Return each line holding the string "Tableau".

▶ LISTING
· · · · ·

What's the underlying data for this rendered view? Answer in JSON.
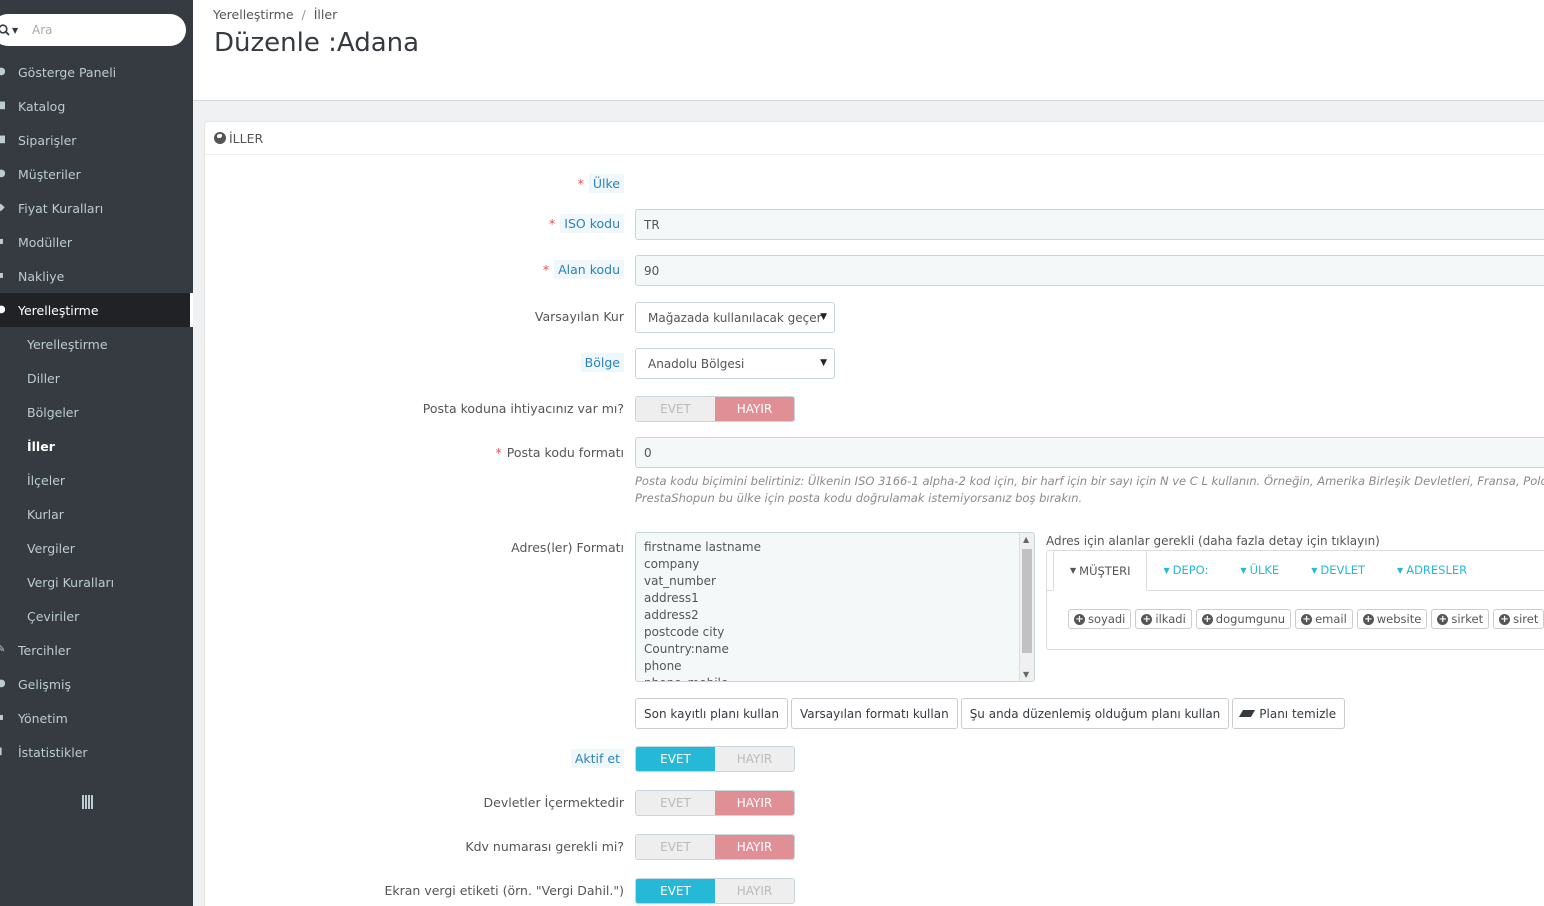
{
  "sidebar": {
    "search_placeholder": "Ara",
    "menu": [
      {
        "label": "Gösterge Paneli",
        "icon": "dashboard-icon"
      },
      {
        "label": "Katalog",
        "icon": "catalog-icon"
      },
      {
        "label": "Siparişler",
        "icon": "orders-icon"
      },
      {
        "label": "Müşteriler",
        "icon": "customers-icon"
      },
      {
        "label": "Fiyat Kuralları",
        "icon": "price-rules-icon"
      },
      {
        "label": "Modüller",
        "icon": "modules-icon"
      },
      {
        "label": "Nakliye",
        "icon": "shipping-icon"
      },
      {
        "label": "Yerelleştirme",
        "icon": "localization-icon"
      }
    ],
    "submenu": [
      "Yerelleştirme",
      "Diller",
      "Bölgeler",
      "İller",
      "İlçeler",
      "Kurlar",
      "Vergiler",
      "Vergi Kuralları",
      "Çeviriler"
    ],
    "menu_after": [
      {
        "label": "Tercihler",
        "icon": "preferences-icon"
      },
      {
        "label": "Gelişmiş",
        "icon": "advanced-icon"
      },
      {
        "label": "Yönetim",
        "icon": "administration-icon"
      },
      {
        "label": "İstatistikler",
        "icon": "stats-icon"
      }
    ]
  },
  "header": {
    "breadcrumb": [
      "Yerelleştirme",
      "İller"
    ],
    "breadcrumb_sep": "/",
    "title": "Düzenle :Adana"
  },
  "panel": {
    "heading": "İLLER",
    "fields": {
      "country_label": "Ülke",
      "iso_label": "ISO kodu",
      "iso_value": "TR",
      "call_prefix_label": "Alan kodu",
      "call_prefix_value": "90",
      "currency_label": "Varsayılan Kur",
      "currency_value": "Mağazada kullanılacak geçer",
      "zone_label": "Bölge",
      "zone_value": "Anadolu Bölgesi",
      "need_zip_label": "Posta koduna ihtiyacınız var mı?",
      "zip_format_label": "Posta kodu formatı",
      "zip_format_value": "0",
      "zip_help_1": "Posta kodu biçimini belirtiniz: Ülkenin ISO 3166-1 alpha-2 kod için, bir harf için bir sayı için N ve C L kullanın. Örneğin, Amerika Birleşik Devletleri, Fransa, Polonya ve",
      "zip_help_2": "PrestaShopun bu ülke için posta kodu doğrulamak istemiyorsanız boş bırakın.",
      "address_format_label": "Adres(ler) Formatı",
      "address_lines": [
        "firstname lastname",
        "company",
        "vat_number",
        "address1",
        "address2",
        "postcode city",
        "Country:name",
        "phone",
        "phone_mobile"
      ],
      "address_help": "Adres için alanlar gerekli (daha fazla detay için tıklayın)",
      "tabs": [
        "MÜŞTERI",
        "DEPO:",
        "ÜLKE",
        "DEVLET",
        "ADRESLER"
      ],
      "chips": [
        "soyadi",
        "ilkadi",
        "dogumgunu",
        "email",
        "website",
        "sirket",
        "siret"
      ],
      "buttons": [
        "Son kayıtlı planı kullan",
        "Varsayılan formatı kullan",
        "Şu anda düzenlemiş olduğum planı kullan",
        "Planı temizle"
      ],
      "active_label": "Aktif et",
      "contains_states_label": "Devletler İçermektedir",
      "vat_label": "Kdv numarası gerekli mi?",
      "display_tax_label": "Ekran vergi etiketi (örn. \"Vergi Dahil.\")"
    },
    "toggle_yes": "EVET",
    "toggle_no": "HAYIR",
    "toggles": {
      "need_zip": "no",
      "active": "yes",
      "contains_states": "no",
      "vat_required": "no",
      "display_tax": "yes"
    }
  },
  "colors": {
    "sidebar_bg": "#363a41",
    "accent": "#25b9d7",
    "toggle_no_active": "#e08f95",
    "required": "#e84e4e"
  }
}
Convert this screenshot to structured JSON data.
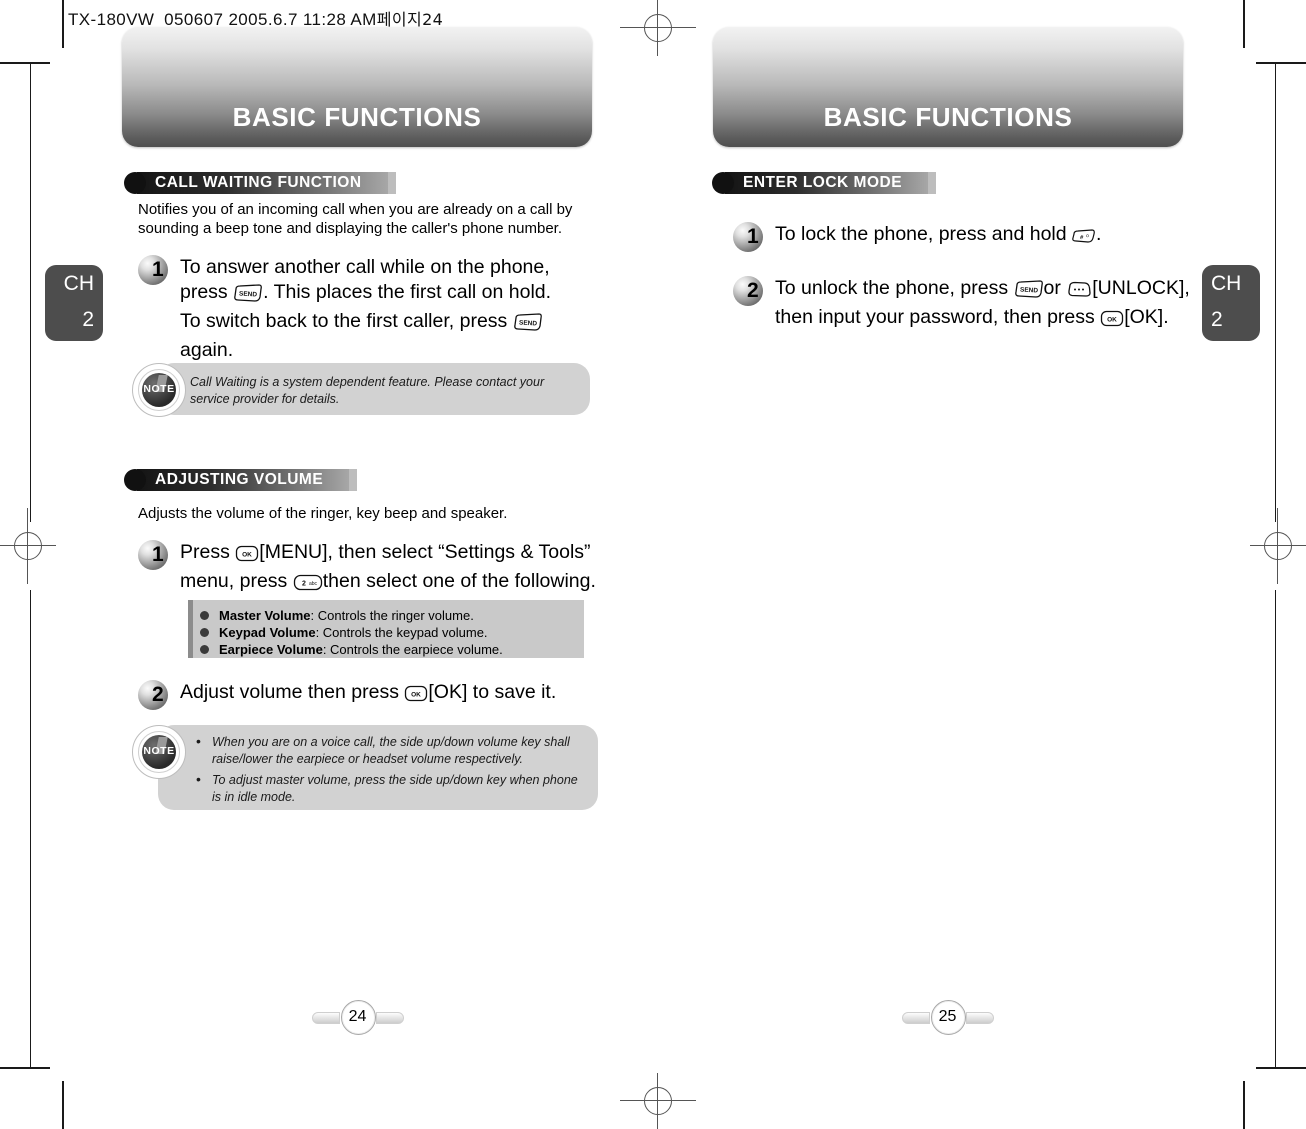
{
  "running_header": {
    "text": "TX-180VW_050607  2005.6.7 11:28 AM",
    "korean_suffix": "페이지",
    "page_ref": "24"
  },
  "left_page": {
    "banner_title": "BASIC FUNCTIONS",
    "chapter_tab": {
      "ch": "CH",
      "number": "2"
    },
    "page_number": "24",
    "sections": [
      {
        "heading": "CALL WAITING FUNCTION",
        "intro": "Notifies you of an incoming call when you are already on a call by sounding a beep tone and displaying the caller's phone number.",
        "steps": [
          {
            "number": "1",
            "line1_a": "To answer another call while on the phone,",
            "line2_a": "press",
            "key1": "SEND",
            "line2_b": ". This places the first call on hold.",
            "line3_a": "To switch back to the first caller, press",
            "key2": "SEND",
            "line4": "again."
          }
        ],
        "note": {
          "label": "NOTE",
          "lines": [
            "Call Waiting is a system dependent feature. Please contact your service provider for details."
          ]
        }
      },
      {
        "heading": "ADJUSTING VOLUME",
        "intro": "Adjusts the volume of the ringer, key beep and speaker.",
        "steps": [
          {
            "number": "1",
            "line1_a": "Press",
            "key1": "OK",
            "line1_b": "[MENU], then select “Settings & Tools”",
            "line2_a": "menu, press",
            "key2": "2 abc",
            "line2_b": "then select one of the following."
          },
          {
            "number": "2",
            "line1_a": "Adjust volume then press",
            "key1": "OK",
            "line1_b": "[OK] to save it."
          }
        ],
        "bullet_panel": [
          {
            "term": "Master Volume",
            "desc": " : Controls the ringer volume."
          },
          {
            "term": "Keypad Volume",
            "desc": " : Controls the keypad volume."
          },
          {
            "term": "Earpiece Volume",
            "desc": " : Controls the earpiece volume."
          }
        ],
        "note": {
          "label": "NOTE",
          "lines": [
            "When you are on a voice call, the side up/down volume key shall raise/lower the earpiece or headset volume respectively.",
            "To adjust master volume, press the side up/down key when phone is in idle mode."
          ]
        }
      }
    ]
  },
  "right_page": {
    "banner_title": "BASIC FUNCTIONS",
    "chapter_tab": {
      "ch": "CH",
      "number": "2"
    },
    "page_number": "25",
    "sections": [
      {
        "heading": "ENTER LOCK MODE",
        "steps": [
          {
            "number": "1",
            "line1_a": "To lock the phone, press and hold",
            "key1": "#",
            "line1_b": "."
          },
          {
            "number": "2",
            "line1_a": "To unlock the phone, press",
            "key1": "SEND",
            "line1_b": "or",
            "key2": "SOFT",
            "line1_c": "[UNLOCK],",
            "line2_a": "then input your password, then press",
            "key3": "OK",
            "line2_b": "[OK]."
          }
        ]
      }
    ]
  },
  "icons": {
    "send_key": "send-key-icon",
    "ok_key": "ok-key-icon",
    "num2_key": "num2-key-icon",
    "hash_key": "hash-key-icon",
    "soft_key": "soft-key-icon",
    "note_badge": "note-badge-icon"
  },
  "colors": {
    "banner_dark": "#4f4f4f",
    "banner_light": "#f2f2f2",
    "tab": "#4d4d4d",
    "note_bg": "#d2d2d2",
    "panel_bg": "#c9c9c9"
  }
}
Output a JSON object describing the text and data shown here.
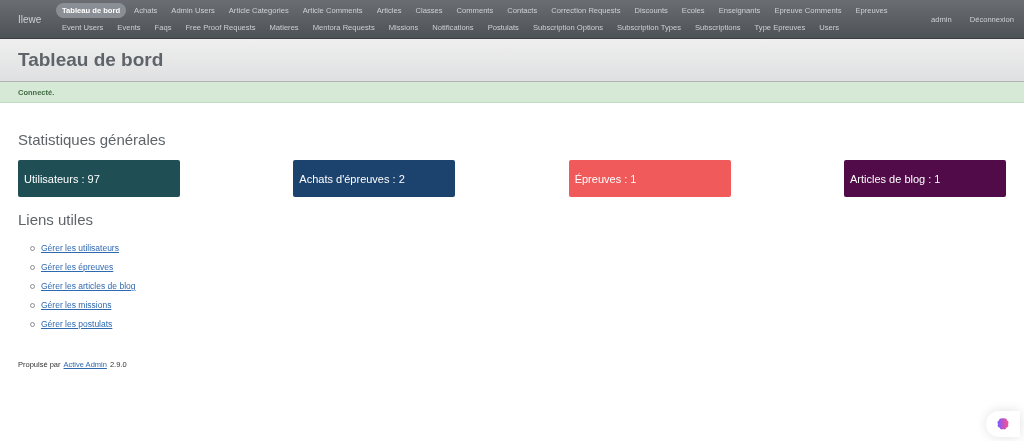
{
  "header": {
    "site_title": "Ilewe",
    "nav_rows": [
      {
        "items": [
          {
            "label": "Tableau de bord",
            "selected": true
          },
          {
            "label": "Achats",
            "selected": false
          },
          {
            "label": "Admin Users",
            "selected": false
          },
          {
            "label": "Article Categories",
            "selected": false
          },
          {
            "label": "Article Comments",
            "selected": false
          },
          {
            "label": "Articles",
            "selected": false
          },
          {
            "label": "Classes",
            "selected": false
          },
          {
            "label": "Comments",
            "selected": false
          },
          {
            "label": "Contacts",
            "selected": false
          },
          {
            "label": "Correction Requests",
            "selected": false
          },
          {
            "label": "Discounts",
            "selected": false
          },
          {
            "label": "Ecoles",
            "selected": false
          },
          {
            "label": "Enseignants",
            "selected": false
          },
          {
            "label": "Epreuve Comments",
            "selected": false
          },
          {
            "label": "Epreuves",
            "selected": false
          }
        ]
      },
      {
        "items": [
          {
            "label": "Event Users",
            "selected": false
          },
          {
            "label": "Events",
            "selected": false
          },
          {
            "label": "Faqs",
            "selected": false
          },
          {
            "label": "Free Proof Requests",
            "selected": false
          },
          {
            "label": "Matieres",
            "selected": false
          },
          {
            "label": "Mentora Requests",
            "selected": false
          },
          {
            "label": "Missions",
            "selected": false
          },
          {
            "label": "Notifications",
            "selected": false
          },
          {
            "label": "Postulats",
            "selected": false
          },
          {
            "label": "Subscription Options",
            "selected": false
          },
          {
            "label": "Subscription Types",
            "selected": false
          },
          {
            "label": "Subscriptions",
            "selected": false
          },
          {
            "label": "Type Epreuves",
            "selected": false
          },
          {
            "label": "Users",
            "selected": false
          }
        ]
      }
    ],
    "utility": [
      "admin",
      "Déconnexion"
    ]
  },
  "page_title": "Tableau de bord",
  "flash": "Connecté.",
  "stats_title": "Statistiques générales",
  "stats": [
    {
      "label": "Utilisateurs : 97",
      "color": "#1f4f55"
    },
    {
      "label": "Achats d'épreuves : 2",
      "color": "#1c426e"
    },
    {
      "label": "Épreuves : 1",
      "color": "#f05a5a"
    },
    {
      "label": "Articles de blog : 1",
      "color": "#500b48"
    }
  ],
  "links_title": "Liens utiles",
  "links": [
    "Gérer les utilisateurs",
    "Gérer les épreuves",
    "Gérer les articles de blog",
    "Gérer les missions",
    "Gérer les postulats"
  ],
  "footer": {
    "prefix": "Propulsé par",
    "link": "Active Admin",
    "version": "2.9.0"
  }
}
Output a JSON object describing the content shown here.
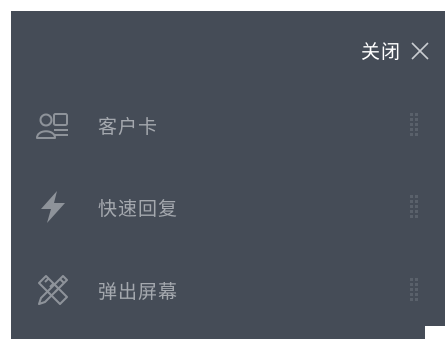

· · · · ·

▶ FINISHED TASK
            "label": "Tableau de bord",
  "page_title": "Tableau de bord",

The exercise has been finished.